How many lines in the entries below contain "University"? Answer with the number only.

——————————

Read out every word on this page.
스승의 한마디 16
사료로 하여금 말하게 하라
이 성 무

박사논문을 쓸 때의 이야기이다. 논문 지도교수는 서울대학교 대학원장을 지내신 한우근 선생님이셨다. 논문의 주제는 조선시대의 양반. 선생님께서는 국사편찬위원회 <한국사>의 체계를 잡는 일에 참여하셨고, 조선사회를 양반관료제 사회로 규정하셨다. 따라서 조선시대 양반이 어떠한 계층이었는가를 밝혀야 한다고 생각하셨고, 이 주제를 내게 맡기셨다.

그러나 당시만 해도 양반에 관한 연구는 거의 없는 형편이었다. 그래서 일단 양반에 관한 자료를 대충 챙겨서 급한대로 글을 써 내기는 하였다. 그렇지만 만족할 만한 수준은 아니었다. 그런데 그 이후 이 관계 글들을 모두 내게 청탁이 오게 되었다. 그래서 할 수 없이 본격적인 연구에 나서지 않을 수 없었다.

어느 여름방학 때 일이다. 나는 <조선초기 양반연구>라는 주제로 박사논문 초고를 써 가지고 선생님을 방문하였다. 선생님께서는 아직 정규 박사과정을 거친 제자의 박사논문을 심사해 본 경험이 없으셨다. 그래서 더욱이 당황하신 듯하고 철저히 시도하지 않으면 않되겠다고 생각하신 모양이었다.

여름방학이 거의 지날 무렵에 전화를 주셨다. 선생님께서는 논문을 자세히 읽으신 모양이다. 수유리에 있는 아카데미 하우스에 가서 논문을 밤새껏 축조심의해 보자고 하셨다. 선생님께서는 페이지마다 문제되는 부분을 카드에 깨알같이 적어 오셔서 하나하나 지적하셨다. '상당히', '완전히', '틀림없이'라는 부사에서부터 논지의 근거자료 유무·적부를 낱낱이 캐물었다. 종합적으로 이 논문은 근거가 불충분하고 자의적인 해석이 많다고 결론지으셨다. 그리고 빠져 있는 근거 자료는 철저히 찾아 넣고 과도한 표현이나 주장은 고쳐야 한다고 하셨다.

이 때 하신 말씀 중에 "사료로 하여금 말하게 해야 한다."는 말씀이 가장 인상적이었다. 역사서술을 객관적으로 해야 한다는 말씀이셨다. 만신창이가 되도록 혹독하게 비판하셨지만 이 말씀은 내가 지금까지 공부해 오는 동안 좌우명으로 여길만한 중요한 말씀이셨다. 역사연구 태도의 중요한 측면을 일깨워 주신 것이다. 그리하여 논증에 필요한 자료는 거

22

——————————

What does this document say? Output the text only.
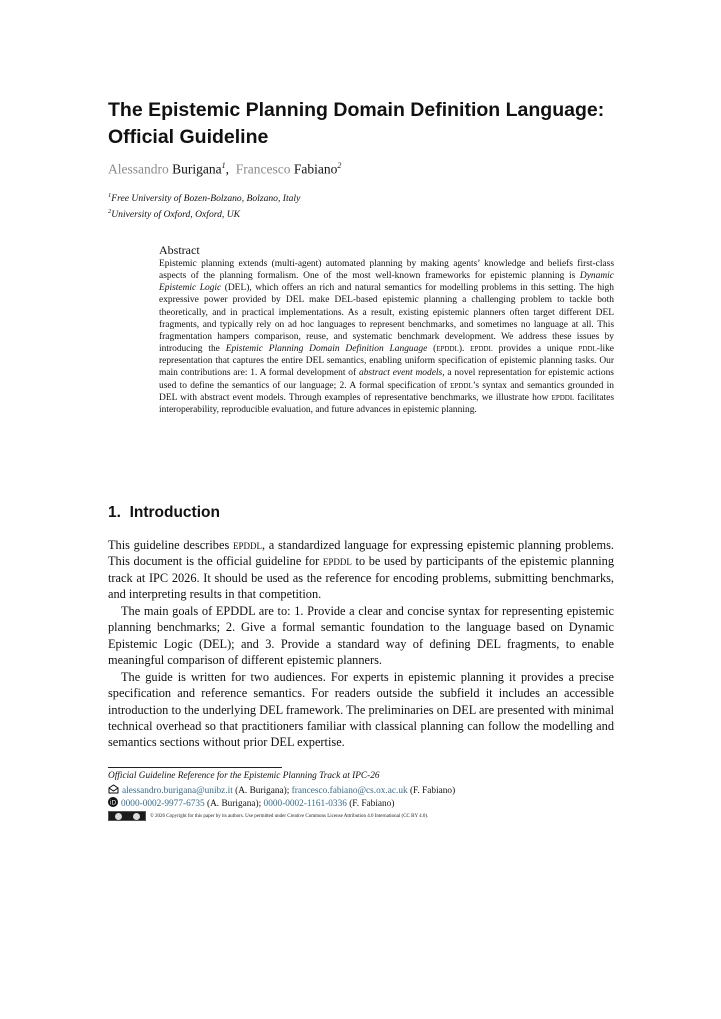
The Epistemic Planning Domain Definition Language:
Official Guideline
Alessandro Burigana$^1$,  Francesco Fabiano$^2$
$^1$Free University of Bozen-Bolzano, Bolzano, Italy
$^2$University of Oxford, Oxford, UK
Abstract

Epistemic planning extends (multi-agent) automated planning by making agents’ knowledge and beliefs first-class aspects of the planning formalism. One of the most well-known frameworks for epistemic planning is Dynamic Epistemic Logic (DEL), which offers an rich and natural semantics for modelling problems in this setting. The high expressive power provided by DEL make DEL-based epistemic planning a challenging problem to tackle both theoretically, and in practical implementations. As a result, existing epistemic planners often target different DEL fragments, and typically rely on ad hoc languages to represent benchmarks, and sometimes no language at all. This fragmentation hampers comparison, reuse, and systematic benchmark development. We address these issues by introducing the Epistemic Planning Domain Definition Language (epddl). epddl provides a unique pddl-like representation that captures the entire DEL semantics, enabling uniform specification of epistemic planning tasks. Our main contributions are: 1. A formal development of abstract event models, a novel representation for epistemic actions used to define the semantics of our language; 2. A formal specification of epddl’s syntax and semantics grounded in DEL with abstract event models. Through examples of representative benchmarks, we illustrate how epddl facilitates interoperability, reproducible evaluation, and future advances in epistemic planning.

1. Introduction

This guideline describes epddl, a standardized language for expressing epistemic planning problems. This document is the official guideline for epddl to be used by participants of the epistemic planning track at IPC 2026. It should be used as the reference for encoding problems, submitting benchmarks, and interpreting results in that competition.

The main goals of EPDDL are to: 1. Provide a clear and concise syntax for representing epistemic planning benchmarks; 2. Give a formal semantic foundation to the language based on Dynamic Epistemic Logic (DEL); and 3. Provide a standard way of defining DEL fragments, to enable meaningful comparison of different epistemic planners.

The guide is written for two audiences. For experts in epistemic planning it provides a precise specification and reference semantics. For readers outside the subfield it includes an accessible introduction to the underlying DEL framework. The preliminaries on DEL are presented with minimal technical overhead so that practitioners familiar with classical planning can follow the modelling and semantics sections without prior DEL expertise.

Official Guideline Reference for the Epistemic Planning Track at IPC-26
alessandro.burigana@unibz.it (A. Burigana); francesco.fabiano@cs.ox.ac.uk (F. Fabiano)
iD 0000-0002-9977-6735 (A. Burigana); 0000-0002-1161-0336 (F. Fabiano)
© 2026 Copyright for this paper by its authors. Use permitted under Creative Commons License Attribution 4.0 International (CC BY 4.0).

——————————

## Written response
2